(begin)

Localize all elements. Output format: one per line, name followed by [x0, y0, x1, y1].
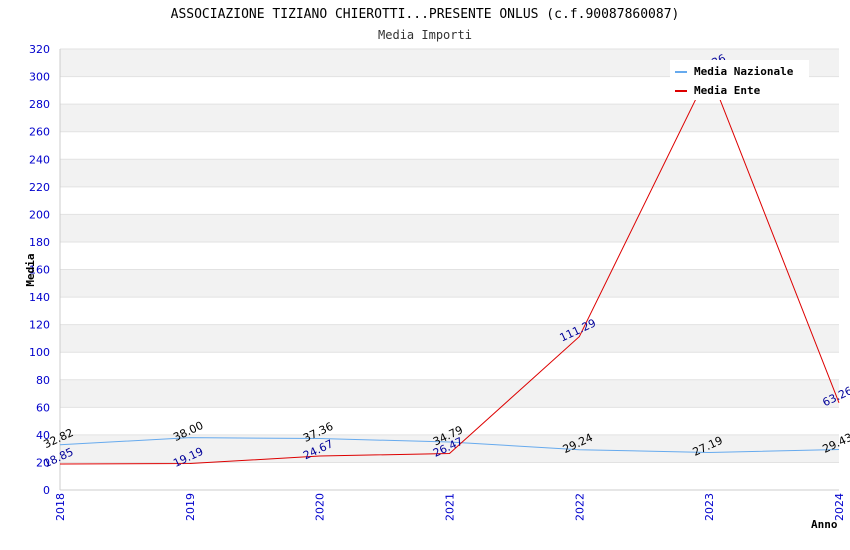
y-tick-label: 60 — [36, 401, 50, 414]
grid-band — [60, 324, 839, 353]
grid-bands — [60, 49, 839, 463]
y-tick-label: 80 — [36, 374, 50, 387]
chart-title: ASSOCIAZIONE TIZIANO CHIEROTTI...PRESENT… — [171, 7, 680, 22]
y-tick-label: 120 — [29, 319, 50, 332]
grid-band — [60, 379, 839, 408]
y-tick-label: 220 — [29, 181, 50, 194]
y-axis-label: Media — [24, 253, 37, 286]
grid-band — [60, 269, 839, 298]
y-tick-label: 0 — [43, 484, 50, 497]
y-tick-label: 200 — [29, 208, 50, 221]
legend-label: Media Nazionale — [694, 65, 794, 78]
y-tick-label: 140 — [29, 291, 50, 304]
y-tick-label: 320 — [29, 43, 50, 56]
grid-band — [60, 104, 839, 132]
x-tick-label: 2023 — [703, 493, 716, 521]
x-tick-label: 2018 — [54, 493, 67, 521]
y-tick-label: 100 — [29, 346, 50, 359]
grid-band — [60, 214, 839, 242]
chart-subtitle: Media Importi — [378, 28, 472, 42]
y-tick-label: 300 — [29, 71, 50, 84]
x-tick-label: 2022 — [573, 493, 586, 521]
x-axis-label: Anno — [811, 518, 838, 531]
y-tick-label: 240 — [29, 153, 50, 166]
x-tick-labels: 2018 2019 2020 2021 2022 2023 2024 — [54, 493, 846, 521]
grid-band — [60, 159, 839, 187]
x-tick-label: 2019 — [184, 493, 197, 521]
y-tick-label: 180 — [29, 236, 50, 249]
x-tick-label: 2021 — [444, 493, 457, 521]
x-tick-label: 2024 — [833, 493, 846, 521]
legend: Media Nazionale Media Ente — [670, 60, 809, 100]
legend-label: Media Ente — [694, 84, 761, 97]
x-tick-label: 2020 — [314, 493, 327, 521]
y-tick-label: 260 — [29, 126, 50, 139]
y-tick-label: 280 — [29, 98, 50, 111]
line-chart: ASSOCIAZIONE TIZIANO CHIEROTTI...PRESENT… — [24, 7, 850, 531]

(end)

▶ [GIVEN PROBLEM]: Which lines in the records above contain the string "Media"? Select each of them and copy it in full.

▶ [SOLUTION TO THE PROBLEM]:
y-axis-label: Media — [24, 253, 37, 286]
legend-label: Media Nazionale — [694, 65, 794, 78]
chart-subtitle: Media Importi — [378, 28, 472, 42]
legend: Media Nazionale Media Ente — [670, 60, 809, 100]
legend-label: Media Ente — [694, 84, 761, 97]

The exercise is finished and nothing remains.